**** Data supplied ****

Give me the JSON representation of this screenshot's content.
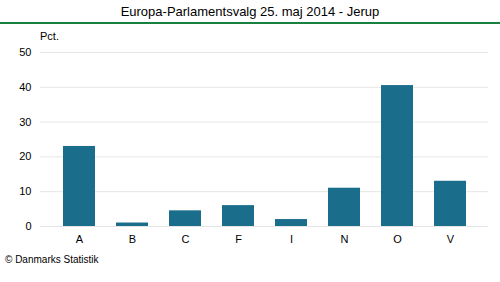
{
  "chart_data": {
    "type": "bar",
    "title": "Europa-Parlamentsvalg 25. maj 2014 - Jerup",
    "categories": [
      "A",
      "B",
      "C",
      "F",
      "I",
      "N",
      "O",
      "V"
    ],
    "values": [
      23.0,
      1.0,
      4.5,
      6.0,
      2.0,
      11.0,
      40.5,
      13.0
    ],
    "color": "#1b6d8c",
    "ylabel": "Pct.",
    "ylim": [
      0,
      50
    ],
    "yticks": [
      0,
      10,
      20,
      30,
      40,
      50
    ],
    "grid": true,
    "footer": "© Danmarks Statistik"
  }
}
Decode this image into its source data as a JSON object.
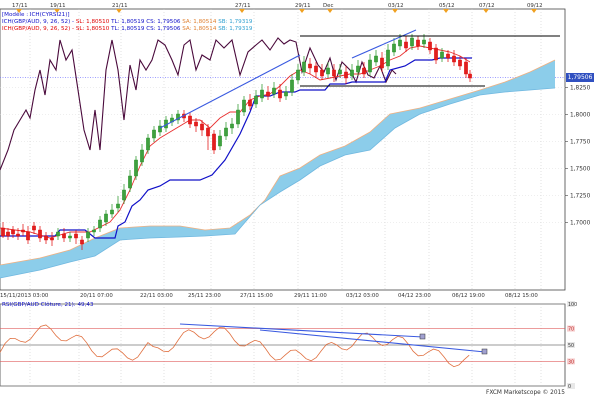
{
  "top_dates": [
    "17/11",
    "19/11",
    "21/11",
    "27/11",
    "29/11",
    "Dec",
    "03/12",
    "05/12",
    "07/12",
    "09/12"
  ],
  "legend": {
    "line1": "[Modèle : ICH(CYRSI21)]",
    "line2_prefix": "ICH(GBP/AUD, 9, 26, 52) -",
    "line2_sl": "SL: 1,80510",
    "line2_tl": "TL: 1,80519",
    "line2_cs": "CS: 1,79506",
    "line2_sa": "SA: 1,80514",
    "line2_sb": "SB: 1,79319",
    "line3_prefix": "ICH(GBP/AUD, 9, 26, 52) -",
    "line3_sl": "SL: 1,80510",
    "line3_tl": "TL: 1,80519",
    "line3_cs": "CS: 1,79506",
    "line3_sa": "SA: 1,80514",
    "line3_sb": "SB: 1,79319"
  },
  "y_axis": [
    "1,8250",
    "1,8000",
    "1,7750",
    "1,7500",
    "1,7250",
    "1,7000"
  ],
  "price_tag": "1,79506",
  "bottom_dates": [
    "15/11/2013 03:00",
    "20/11 07:00",
    "22/11 03:00",
    "25/11 23:00",
    "27/11 15:00",
    "29/11 11:00",
    "03/12 03:00",
    "04/12 23:00",
    "06/12 19:00",
    "08/12 15:00"
  ],
  "rsi": {
    "label": "RSI(GBP/AUD Clôture, 21): 49,43",
    "levels": [
      "100",
      "70",
      "50",
      "30",
      "0"
    ]
  },
  "footer": "FXCM Marketscope © 2015",
  "colors": {
    "bull": "#1e8f1e",
    "bear": "#e00000",
    "kijun": "#1010c8",
    "tenkan": "#e83030",
    "chikou": "#4a0a3c",
    "cloud": "#8ccdea",
    "senkou_b": "#f0b080",
    "trendline": "#3a5ae0",
    "rsi_line": "#e07040"
  }
}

****

■ Short exercise: Identify all lines where the word "this" shows up. Copy them.

■ Answer to the exercise:
Give me the JSON representation of this screenshot's content.
Decode this image into its source data as a JSON object.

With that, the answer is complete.